[Collected data entries]

+===+

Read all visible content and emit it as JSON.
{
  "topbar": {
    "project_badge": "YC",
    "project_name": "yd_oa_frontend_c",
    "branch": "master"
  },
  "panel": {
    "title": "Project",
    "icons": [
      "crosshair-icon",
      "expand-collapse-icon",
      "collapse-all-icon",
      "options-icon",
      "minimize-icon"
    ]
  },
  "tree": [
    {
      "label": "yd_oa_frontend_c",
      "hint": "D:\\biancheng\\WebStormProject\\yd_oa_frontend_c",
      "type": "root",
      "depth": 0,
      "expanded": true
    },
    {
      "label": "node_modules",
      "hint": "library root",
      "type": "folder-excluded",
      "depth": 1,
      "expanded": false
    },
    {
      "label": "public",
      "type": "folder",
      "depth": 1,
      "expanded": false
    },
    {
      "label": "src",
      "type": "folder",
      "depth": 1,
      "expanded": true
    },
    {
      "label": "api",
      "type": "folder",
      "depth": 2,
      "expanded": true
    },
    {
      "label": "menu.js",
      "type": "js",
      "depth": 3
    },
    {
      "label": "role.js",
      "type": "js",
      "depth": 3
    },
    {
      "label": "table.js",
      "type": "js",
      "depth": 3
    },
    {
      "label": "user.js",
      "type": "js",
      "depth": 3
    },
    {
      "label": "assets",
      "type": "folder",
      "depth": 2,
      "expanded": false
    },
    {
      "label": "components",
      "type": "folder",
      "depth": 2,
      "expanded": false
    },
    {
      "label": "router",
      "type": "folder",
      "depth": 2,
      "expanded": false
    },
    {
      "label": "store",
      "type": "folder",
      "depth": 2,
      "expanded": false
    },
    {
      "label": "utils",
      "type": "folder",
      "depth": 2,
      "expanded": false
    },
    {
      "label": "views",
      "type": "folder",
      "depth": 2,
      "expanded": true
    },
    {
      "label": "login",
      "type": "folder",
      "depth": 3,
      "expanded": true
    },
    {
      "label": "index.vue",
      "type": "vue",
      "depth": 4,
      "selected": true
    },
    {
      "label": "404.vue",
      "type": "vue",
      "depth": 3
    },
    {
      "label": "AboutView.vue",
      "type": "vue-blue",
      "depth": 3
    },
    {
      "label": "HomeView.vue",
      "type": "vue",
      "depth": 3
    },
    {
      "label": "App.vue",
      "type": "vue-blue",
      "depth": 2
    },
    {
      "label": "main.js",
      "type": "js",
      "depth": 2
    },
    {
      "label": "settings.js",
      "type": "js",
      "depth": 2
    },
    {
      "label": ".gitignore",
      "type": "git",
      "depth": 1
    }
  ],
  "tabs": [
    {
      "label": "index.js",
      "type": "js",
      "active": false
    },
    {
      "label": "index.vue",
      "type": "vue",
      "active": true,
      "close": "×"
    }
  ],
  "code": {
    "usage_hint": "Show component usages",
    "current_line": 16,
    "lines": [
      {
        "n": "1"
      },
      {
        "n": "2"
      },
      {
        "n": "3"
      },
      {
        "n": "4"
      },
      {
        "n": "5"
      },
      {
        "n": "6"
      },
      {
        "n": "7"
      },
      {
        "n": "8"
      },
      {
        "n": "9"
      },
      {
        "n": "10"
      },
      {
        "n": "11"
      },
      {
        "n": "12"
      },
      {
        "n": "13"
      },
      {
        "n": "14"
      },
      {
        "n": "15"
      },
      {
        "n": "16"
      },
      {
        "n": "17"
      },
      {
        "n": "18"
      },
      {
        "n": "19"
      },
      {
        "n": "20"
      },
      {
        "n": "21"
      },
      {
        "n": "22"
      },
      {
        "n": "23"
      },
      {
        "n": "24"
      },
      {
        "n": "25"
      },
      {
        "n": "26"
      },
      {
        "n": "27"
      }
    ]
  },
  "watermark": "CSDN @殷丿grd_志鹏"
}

+===+

What you need to do - Can you restate every record above word for word?

Full output -
Read all visible content and emit it as JSON.
{
  "topbar": {
    "project_badge": "YC",
    "project_name": "yd_oa_frontend_c",
    "branch": "master"
  },
  "panel": {
    "title": "Project",
    "icons": [
      "crosshair-icon",
      "expand-collapse-icon",
      "collapse-all-icon",
      "options-icon",
      "minimize-icon"
    ]
  },
  "tree": [
    {
      "label": "yd_oa_frontend_c",
      "hint": "D:\\biancheng\\WebStormProject\\yd_oa_frontend_c",
      "type": "root",
      "depth": 0,
      "expanded": true
    },
    {
      "label": "node_modules",
      "hint": "library root",
      "type": "folder-excluded",
      "depth": 1,
      "expanded": false
    },
    {
      "label": "public",
      "type": "folder",
      "depth": 1,
      "expanded": false
    },
    {
      "label": "src",
      "type": "folder",
      "depth": 1,
      "expanded": true
    },
    {
      "label": "api",
      "type": "folder",
      "depth": 2,
      "expanded": true
    },
    {
      "label": "menu.js",
      "type": "js",
      "depth": 3
    },
    {
      "label": "role.js",
      "type": "js",
      "depth": 3
    },
    {
      "label": "table.js",
      "type": "js",
      "depth": 3
    },
    {
      "label": "user.js",
      "type": "js",
      "depth": 3
    },
    {
      "label": "assets",
      "type": "folder",
      "depth": 2,
      "expanded": false
    },
    {
      "label": "components",
      "type": "folder",
      "depth": 2,
      "expanded": false
    },
    {
      "label": "router",
      "type": "folder",
      "depth": 2,
      "expanded": false
    },
    {
      "label": "store",
      "type": "folder",
      "depth": 2,
      "expanded": false
    },
    {
      "label": "utils",
      "type": "folder",
      "depth": 2,
      "expanded": false
    },
    {
      "label": "views",
      "type": "folder",
      "depth": 2,
      "expanded": true
    },
    {
      "label": "login",
      "type": "folder",
      "depth": 3,
      "expanded": true
    },
    {
      "label": "index.vue",
      "type": "vue",
      "depth": 4,
      "selected": true
    },
    {
      "label": "404.vue",
      "type": "vue",
      "depth": 3
    },
    {
      "label": "AboutView.vue",
      "type": "vue-blue",
      "depth": 3
    },
    {
      "label": "HomeView.vue",
      "type": "vue",
      "depth": 3
    },
    {
      "label": "App.vue",
      "type": "vue-blue",
      "depth": 2
    },
    {
      "label": "main.js",
      "type": "js",
      "depth": 2
    },
    {
      "label": "settings.js",
      "type": "js",
      "depth": 2
    },
    {
      "label": ".gitignore",
      "type": "git",
      "depth": 1
    }
  ],
  "tabs": [
    {
      "label": "index.js",
      "type": "js",
      "active": false
    },
    {
      "label": "index.vue",
      "type": "vue",
      "active": true,
      "close": "×"
    }
  ],
  "code": {
    "usage_hint": "Show component usages",
    "current_line": 16,
    "lines": [
      {
        "n": "1"
      },
      {
        "n": "2"
      },
      {
        "n": "3"
      },
      {
        "n": "4"
      },
      {
        "n": "5"
      },
      {
        "n": "6"
      },
      {
        "n": "7"
      },
      {
        "n": "8"
      },
      {
        "n": "9"
      },
      {
        "n": "10"
      },
      {
        "n": "11"
      },
      {
        "n": "12"
      },
      {
        "n": "13"
      },
      {
        "n": "14"
      },
      {
        "n": "15"
      },
      {
        "n": "16"
      },
      {
        "n": "17"
      },
      {
        "n": "18"
      },
      {
        "n": "19"
      },
      {
        "n": "20"
      },
      {
        "n": "21"
      },
      {
        "n": "22"
      },
      {
        "n": "23"
      },
      {
        "n": "24"
      },
      {
        "n": "25"
      },
      {
        "n": "26"
      },
      {
        "n": "27"
      }
    ]
  },
  "watermark": "CSDN @殷丿grd_志鹏"
}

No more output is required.